══ Given records ══
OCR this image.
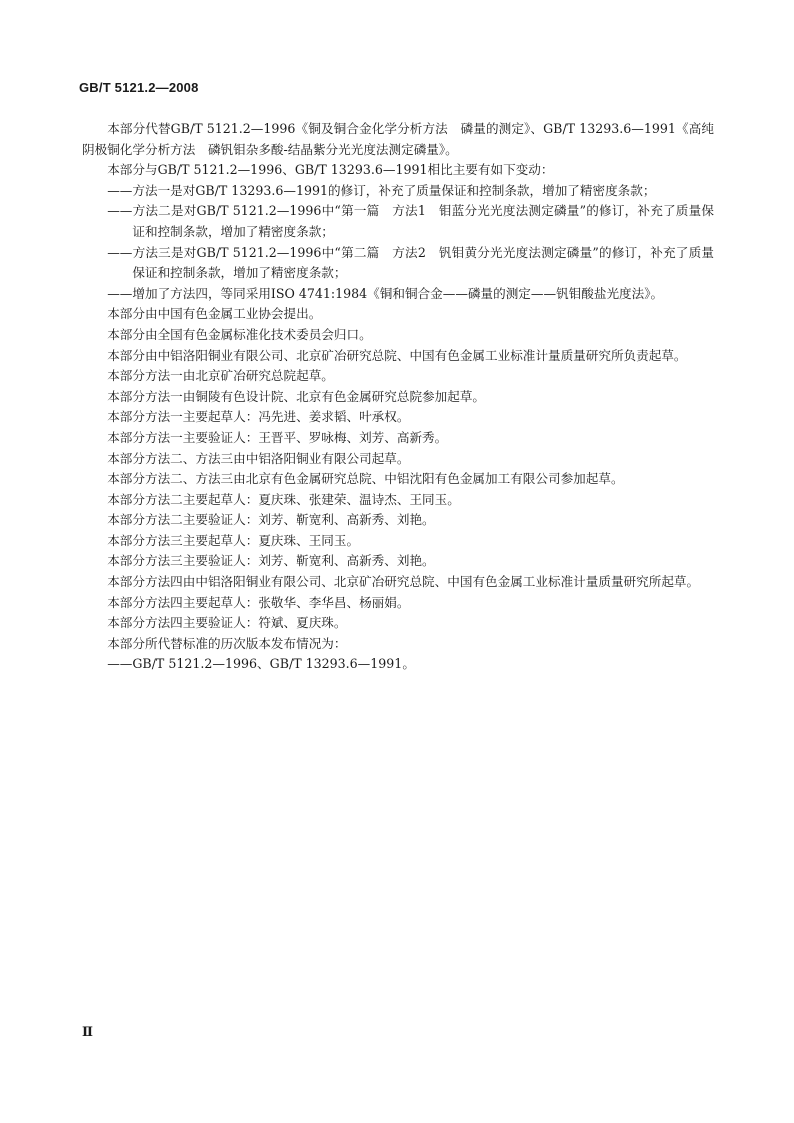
GB/T 5121.2—2008

本部分代替GB/T 5121.2—1996《铜及铜合金化学分析方法　磷量的测定》、GB/T 13293.6—1991《高纯阴极铜化学分析方法　磷钒钼杂多酸-结晶紫分光光度法测定磷量》。

本部分与GB/T 5121.2—1996、GB/T 13293.6—1991相比主要有如下变动：

——方法一是对GB/T 13293.6—1991的修订，补充了质量保证和控制条款，增加了精密度条款；

——方法二是对GB/T 5121.2—1996中“第一篇　方法1　钼蓝分光光度法测定磷量”的修订，补充了质量保证和控制条款，增加了精密度条款；

——方法三是对GB/T 5121.2—1996中“第二篇　方法2　钒钼黄分光光度法测定磷量”的修订，补充了质量保证和控制条款，增加了精密度条款；

——增加了方法四，等同采用ISO 4741:1984《铜和铜合金——磷量的测定——钒钼酸盐光度法》。

本部分由中国有色金属工业协会提出。

本部分由全国有色金属标准化技术委员会归口。

本部分由中铝洛阳铜业有限公司、北京矿冶研究总院、中国有色金属工业标准计量质量研究所负责起草。

本部分方法一由北京矿冶研究总院起草。

本部分方法一由铜陵有色设计院、北京有色金属研究总院参加起草。

本部分方法一主要起草人：冯先进、姜求韬、叶承权。

本部分方法一主要验证人：王晋平、罗咏梅、刘芳、高新秀。

本部分方法二、方法三由中铝洛阳铜业有限公司起草。

本部分方法二、方法三由北京有色金属研究总院、中铝沈阳有色金属加工有限公司参加起草。

本部分方法二主要起草人：夏庆珠、张建荣、温诗杰、王同玉。

本部分方法二主要验证人：刘芳、靳宽利、高新秀、刘艳。

本部分方法三主要起草人：夏庆珠、王同玉。

本部分方法三主要验证人：刘芳、靳宽利、高新秀、刘艳。

本部分方法四由中铝洛阳铜业有限公司、北京矿冶研究总院、中国有色金属工业标准计量质量研究所起草。

本部分方法四主要起草人：张敬华、李华昌、杨丽娟。

本部分方法四主要验证人：符斌、夏庆珠。

本部分所代替标准的历次版本发布情况为：

——GB/T 5121.2—1996、GB/T 13293.6—1991。

Ⅱ
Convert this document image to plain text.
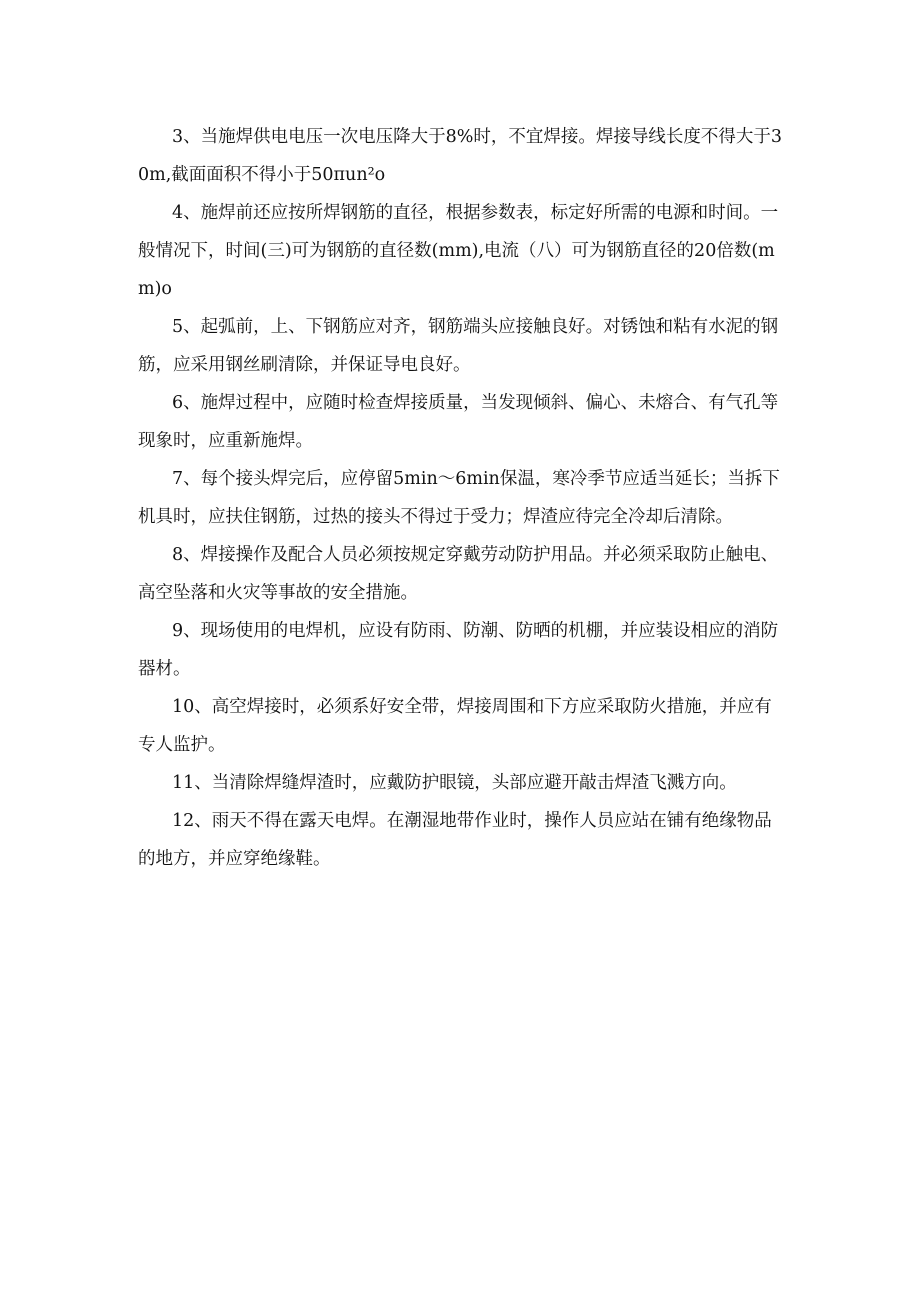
3、当施焊供电电压一次电压降大于8%时，不宜焊接。焊接导线长度不得大于30m,截面面积不得小于50πun²o

4、施焊前还应按所焊钢筋的直径，根据参数表，标定好所需的电源和时间。一般情况下，时间(三)可为钢筋的直径数(mm),电流（八）可为钢筋直径的20倍数(mm)o

5、起弧前，上、下钢筋应对齐，钢筋端头应接触良好。对锈蚀和粘有水泥的钢筋，应采用钢丝刷清除，并保证导电良好。

6、施焊过程中，应随时检查焊接质量，当发现倾斜、偏心、未熔合、有气孔等现象时，应重新施焊。

7、每个接头焊完后，应停留5min～6min保温，寒冷季节应适当延长；当拆下机具时，应扶住钢筋，过热的接头不得过于受力；焊渣应待完全冷却后清除。

8、焊接操作及配合人员必须按规定穿戴劳动防护用品。并必须采取防止触电、高空坠落和火灾等事故的安全措施。

9、现场使用的电焊机，应设有防雨、防潮、防晒的机棚，并应装设相应的消防器材。

10、高空焊接时，必须系好安全带，焊接周围和下方应采取防火措施，并应有专人监护。

11、当清除焊缝焊渣时，应戴防护眼镜，头部应避开敲击焊渣飞溅方向。

12、雨天不得在露天电焊。在潮湿地带作业时，操作人员应站在铺有绝缘物品的地方，并应穿绝缘鞋。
═══
◆ What is being asked: Set every line down exactly as written, leaving each picture out.

◆ Exercise response:
OCR this image.
GB/T 5121.2—2008

本部分代替GB/T 5121.2—1996《铜及铜合金化学分析方法　磷量的测定》、GB/T 13293.6—1991《高纯阴极铜化学分析方法　磷钒钼杂多酸-结晶紫分光光度法测定磷量》。

本部分与GB/T 5121.2—1996、GB/T 13293.6—1991相比主要有如下变动：

——方法一是对GB/T 13293.6—1991的修订，补充了质量保证和控制条款，增加了精密度条款；

——方法二是对GB/T 5121.2—1996中“第一篇　方法1　钼蓝分光光度法测定磷量”的修订，补充了质量保证和控制条款，增加了精密度条款；

——方法三是对GB/T 5121.2—1996中“第二篇　方法2　钒钼黄分光光度法测定磷量”的修订，补充了质量保证和控制条款，增加了精密度条款；

——增加了方法四，等同采用ISO 4741:1984《铜和铜合金——磷量的测定——钒钼酸盐光度法》。

本部分由中国有色金属工业协会提出。

本部分由全国有色金属标准化技术委员会归口。

本部分由中铝洛阳铜业有限公司、北京矿冶研究总院、中国有色金属工业标准计量质量研究所负责起草。

本部分方法一由北京矿冶研究总院起草。

本部分方法一由铜陵有色设计院、北京有色金属研究总院参加起草。

本部分方法一主要起草人：冯先进、姜求韬、叶承权。

本部分方法一主要验证人：王晋平、罗咏梅、刘芳、高新秀。

本部分方法二、方法三由中铝洛阳铜业有限公司起草。

本部分方法二、方法三由北京有色金属研究总院、中铝沈阳有色金属加工有限公司参加起草。

本部分方法二主要起草人：夏庆珠、张建荣、温诗杰、王同玉。

本部分方法二主要验证人：刘芳、靳宽利、高新秀、刘艳。

本部分方法三主要起草人：夏庆珠、王同玉。

本部分方法三主要验证人：刘芳、靳宽利、高新秀、刘艳。

本部分方法四由中铝洛阳铜业有限公司、北京矿冶研究总院、中国有色金属工业标准计量质量研究所起草。

本部分方法四主要起草人：张敬华、李华昌、杨丽娟。

本部分方法四主要验证人：符斌、夏庆珠。

本部分所代替标准的历次版本发布情况为：

——GB/T 5121.2—1996、GB/T 13293.6—1991。

Ⅱ
Convert this document image to plain text.
3、当施焊供电电压一次电压降大于8%时，不宜焊接。焊接导线长度不得大于30m,截面面积不得小于50πun²o

4、施焊前还应按所焊钢筋的直径，根据参数表，标定好所需的电源和时间。一般情况下，时间(三)可为钢筋的直径数(mm),电流（八）可为钢筋直径的20倍数(mm)o

5、起弧前，上、下钢筋应对齐，钢筋端头应接触良好。对锈蚀和粘有水泥的钢筋，应采用钢丝刷清除，并保证导电良好。

6、施焊过程中，应随时检查焊接质量，当发现倾斜、偏心、未熔合、有气孔等现象时，应重新施焊。

7、每个接头焊完后，应停留5min～6min保温，寒冷季节应适当延长；当拆下机具时，应扶住钢筋，过热的接头不得过于受力；焊渣应待完全冷却后清除。

8、焊接操作及配合人员必须按规定穿戴劳动防护用品。并必须采取防止触电、高空坠落和火灾等事故的安全措施。

9、现场使用的电焊机，应设有防雨、防潮、防晒的机棚，并应装设相应的消防器材。

10、高空焊接时，必须系好安全带，焊接周围和下方应采取防火措施，并应有专人监护。

11、当清除焊缝焊渣时，应戴防护眼镜，头部应避开敲击焊渣飞溅方向。

12、雨天不得在露天电焊。在潮湿地带作业时，操作人员应站在铺有绝缘物品的地方，并应穿绝缘鞋。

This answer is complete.